**Data listing**
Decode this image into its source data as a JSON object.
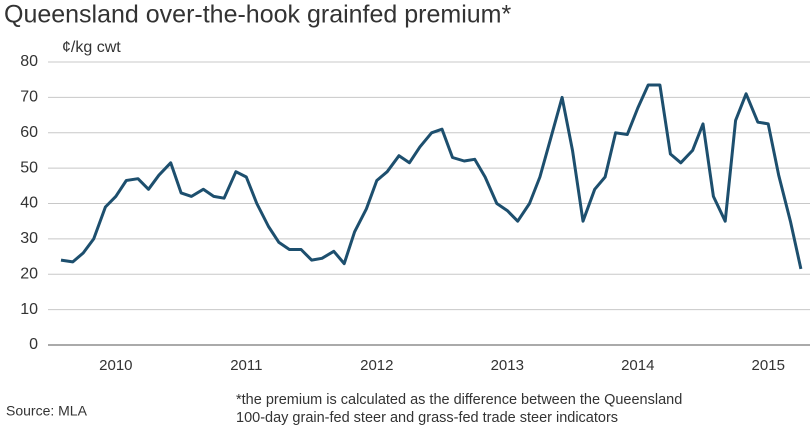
{
  "chart_data": {
    "type": "line",
    "title": "Queensland over-the-hook grainfed premium*",
    "y_label": "¢/kg cwt",
    "source": "Source: MLA",
    "note": [
      "*the premium is calculated as the difference between the Queensland",
      "100-day grain-fed steer and grass-fed trade steer indicators"
    ],
    "color": "#1d4f6e",
    "grid": true,
    "xlim": [
      2009.48,
      2015.32
    ],
    "xticks": [
      2010,
      2011,
      2012,
      2013,
      2014,
      2015
    ],
    "ylim": [
      0,
      80
    ],
    "yticks": [
      0,
      10,
      20,
      30,
      40,
      50,
      60,
      70,
      80
    ],
    "x": [
      2009.58,
      2009.67,
      2009.75,
      2009.83,
      2009.92,
      2010.0,
      2010.08,
      2010.17,
      2010.25,
      2010.33,
      2010.42,
      2010.5,
      2010.58,
      2010.67,
      2010.75,
      2010.83,
      2010.92,
      2011.0,
      2011.08,
      2011.17,
      2011.25,
      2011.33,
      2011.42,
      2011.5,
      2011.58,
      2011.67,
      2011.75,
      2011.83,
      2011.92,
      2012.0,
      2012.08,
      2012.17,
      2012.25,
      2012.33,
      2012.42,
      2012.5,
      2012.58,
      2012.67,
      2012.75,
      2012.83,
      2012.92,
      2013.0,
      2013.08,
      2013.17,
      2013.25,
      2013.33,
      2013.42,
      2013.5,
      2013.58,
      2013.67,
      2013.75,
      2013.83,
      2013.92,
      2014.0,
      2014.08,
      2014.17,
      2014.25,
      2014.33,
      2014.42,
      2014.5,
      2014.58,
      2014.67,
      2014.75,
      2014.83,
      2014.92,
      2015.0,
      2015.08,
      2015.17,
      2015.25
    ],
    "values": [
      24,
      23.5,
      26,
      30,
      39,
      42,
      46.5,
      47,
      44,
      48,
      51.5,
      43,
      42,
      44,
      42,
      41.5,
      49,
      47.5,
      40,
      33.5,
      29,
      27,
      27,
      24,
      24.5,
      26.5,
      23,
      32,
      38.5,
      46.5,
      49,
      53.5,
      51.5,
      56,
      60,
      61,
      53,
      52,
      52.5,
      47.5,
      40,
      38,
      35,
      40,
      47.5,
      58,
      70,
      55,
      35,
      44,
      47.5,
      60,
      59.5,
      67,
      73.5,
      73.5,
      54,
      51.5,
      55,
      62.5,
      42,
      35,
      63.5,
      71,
      63,
      62.5,
      48,
      35,
      21.5
    ]
  }
}
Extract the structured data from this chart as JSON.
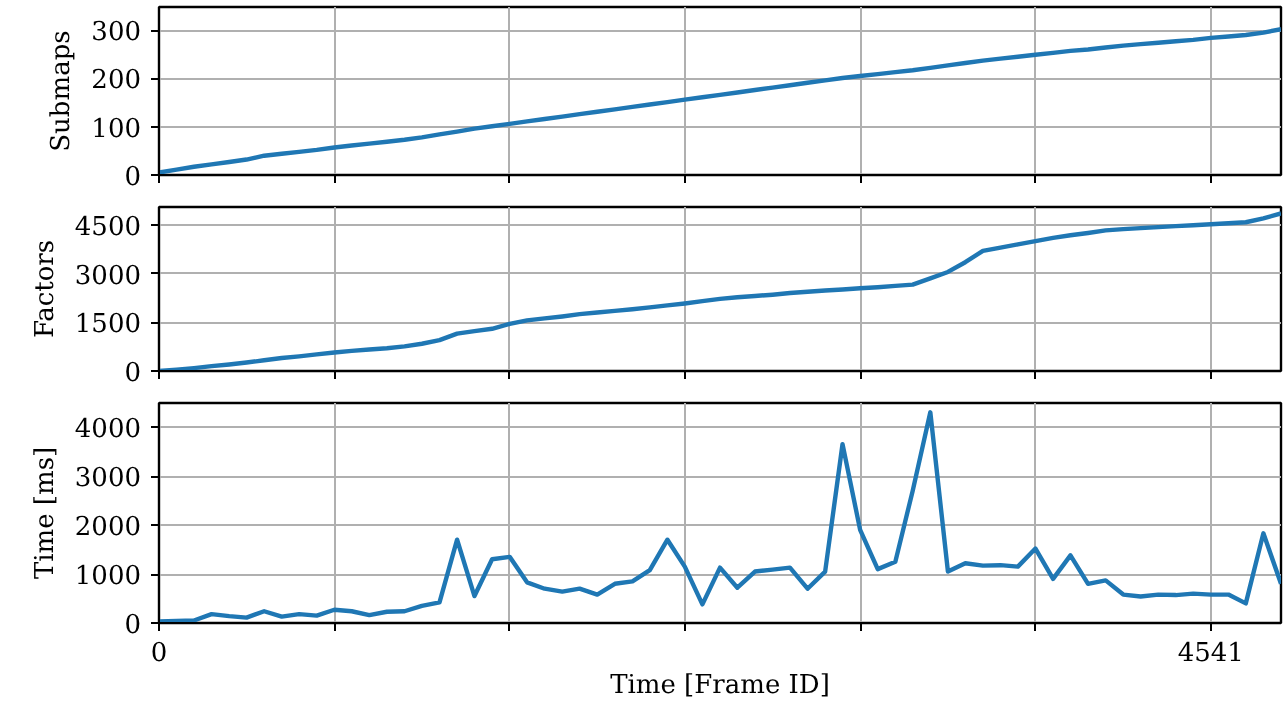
{
  "chart_data": [
    {
      "type": "line",
      "ylabel": "Submaps",
      "grid": true,
      "tick_labels": "y",
      "xlim": [
        0,
        4844
      ],
      "ylim": [
        0,
        348
      ],
      "yticks": [
        0,
        100,
        200,
        300
      ],
      "xticks": [
        {
          "value": 0,
          "label": null
        },
        {
          "value": 757,
          "label": null
        },
        {
          "value": 1514,
          "label": null
        },
        {
          "value": 2270,
          "label": null
        },
        {
          "value": 3027,
          "label": null
        },
        {
          "value": 3784,
          "label": null
        },
        {
          "value": 4541,
          "label": null
        }
      ],
      "x": [
        0,
        76,
        151,
        227,
        303,
        378,
        454,
        530,
        605,
        681,
        757,
        832,
        908,
        984,
        1060,
        1135,
        1211,
        1287,
        1362,
        1438,
        1514,
        1589,
        1665,
        1741,
        1816,
        1892,
        1968,
        2044,
        2119,
        2195,
        2270,
        2346,
        2422,
        2497,
        2573,
        2649,
        2724,
        2800,
        2876,
        2951,
        3027,
        3103,
        3179,
        3254,
        3330,
        3406,
        3481,
        3557,
        3633,
        3708,
        3784,
        3860,
        3935,
        4011,
        4087,
        4163,
        4238,
        4314,
        4390,
        4465,
        4541,
        4617,
        4692,
        4768,
        4844
      ],
      "series": [
        {
          "color": "#1f77b4",
          "values": [
            5,
            11,
            17,
            22,
            27,
            32,
            40,
            44,
            48,
            52,
            57,
            61,
            65,
            69,
            73,
            78,
            84,
            90,
            96,
            101,
            106,
            111,
            116,
            121,
            126,
            131,
            136,
            141,
            146,
            151,
            156,
            161,
            166,
            171,
            176,
            181,
            186,
            191,
            196,
            201,
            205,
            209,
            213,
            217,
            222,
            227,
            232,
            237,
            241,
            245,
            249,
            253,
            257,
            260,
            264,
            268,
            271,
            274,
            277,
            280,
            284,
            287,
            290,
            295,
            302
          ]
        }
      ]
    },
    {
      "type": "line",
      "ylabel": "Factors",
      "grid": true,
      "tick_labels": "y",
      "xlim": [
        0,
        4844
      ],
      "ylim": [
        0,
        5050
      ],
      "yticks": [
        0,
        1500,
        3000,
        4500
      ],
      "xticks": [
        {
          "value": 0,
          "label": null
        },
        {
          "value": 757,
          "label": null
        },
        {
          "value": 1514,
          "label": null
        },
        {
          "value": 2270,
          "label": null
        },
        {
          "value": 3027,
          "label": null
        },
        {
          "value": 3784,
          "label": null
        },
        {
          "value": 4541,
          "label": null
        }
      ],
      "x": [
        0,
        76,
        151,
        227,
        303,
        378,
        454,
        530,
        605,
        681,
        757,
        832,
        908,
        984,
        1060,
        1135,
        1211,
        1287,
        1362,
        1438,
        1514,
        1589,
        1665,
        1741,
        1816,
        1892,
        1968,
        2044,
        2119,
        2195,
        2270,
        2346,
        2422,
        2497,
        2573,
        2649,
        2724,
        2800,
        2876,
        2951,
        3027,
        3103,
        3179,
        3254,
        3330,
        3406,
        3481,
        3557,
        3633,
        3708,
        3784,
        3860,
        3935,
        4011,
        4087,
        4163,
        4238,
        4314,
        4390,
        4465,
        4541,
        4617,
        4692,
        4768,
        4844
      ],
      "series": [
        {
          "color": "#1f77b4",
          "values": [
            0,
            40,
            90,
            150,
            200,
            260,
            330,
            400,
            450,
            510,
            570,
            620,
            660,
            700,
            760,
            840,
            950,
            1150,
            1230,
            1300,
            1450,
            1560,
            1620,
            1680,
            1750,
            1800,
            1850,
            1900,
            1960,
            2020,
            2080,
            2150,
            2220,
            2270,
            2310,
            2350,
            2400,
            2440,
            2480,
            2510,
            2550,
            2580,
            2620,
            2660,
            2850,
            3050,
            3350,
            3700,
            3800,
            3900,
            4000,
            4100,
            4180,
            4250,
            4330,
            4370,
            4400,
            4430,
            4460,
            4490,
            4520,
            4550,
            4580,
            4700,
            4850
          ]
        }
      ]
    },
    {
      "type": "line",
      "ylabel": "Time [ms]",
      "xlabel": "Time [Frame ID]",
      "grid": true,
      "xlim": [
        0,
        4844
      ],
      "ylim": [
        0,
        4490
      ],
      "yticks": [
        0,
        1000,
        2000,
        3000,
        4000
      ],
      "xticks": [
        0,
        {
          "value": 757,
          "label": null
        },
        {
          "value": 1514,
          "label": null
        },
        {
          "value": 2270,
          "label": null
        },
        {
          "value": 3027,
          "label": null
        },
        {
          "value": 3784,
          "label": null
        },
        4541
      ],
      "x": [
        0,
        76,
        151,
        227,
        303,
        378,
        454,
        530,
        605,
        681,
        757,
        832,
        908,
        984,
        1060,
        1135,
        1211,
        1287,
        1362,
        1438,
        1514,
        1589,
        1665,
        1741,
        1816,
        1892,
        1968,
        2044,
        2119,
        2195,
        2270,
        2346,
        2422,
        2497,
        2573,
        2649,
        2724,
        2800,
        2876,
        2951,
        3027,
        3103,
        3179,
        3254,
        3330,
        3406,
        3481,
        3557,
        3633,
        3708,
        3784,
        3860,
        3935,
        4011,
        4087,
        4163,
        4238,
        4314,
        4390,
        4465,
        4541,
        4617,
        4692,
        4768,
        4844
      ],
      "series": [
        {
          "color": "#1f77b4",
          "values": [
            30,
            40,
            50,
            180,
            140,
            110,
            240,
            130,
            180,
            150,
            270,
            240,
            160,
            230,
            240,
            350,
            420,
            1700,
            550,
            1300,
            1350,
            830,
            700,
            640,
            700,
            580,
            800,
            850,
            1080,
            1700,
            1150,
            380,
            1130,
            720,
            1050,
            1090,
            1130,
            700,
            1050,
            3650,
            1900,
            1100,
            1250,
            2700,
            4300,
            1050,
            1220,
            1170,
            1180,
            1150,
            1520,
            900,
            1380,
            800,
            870,
            580,
            540,
            580,
            570,
            600,
            580,
            580,
            400,
            1830,
            800
          ]
        }
      ]
    }
  ]
}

**Goal**
Filter the listing above by the word "JSON"; copy each line that passes.

**Answer to this exercise**
Decode this image into its source data as a JSON object.
Extract the structured data from this chart as JSON.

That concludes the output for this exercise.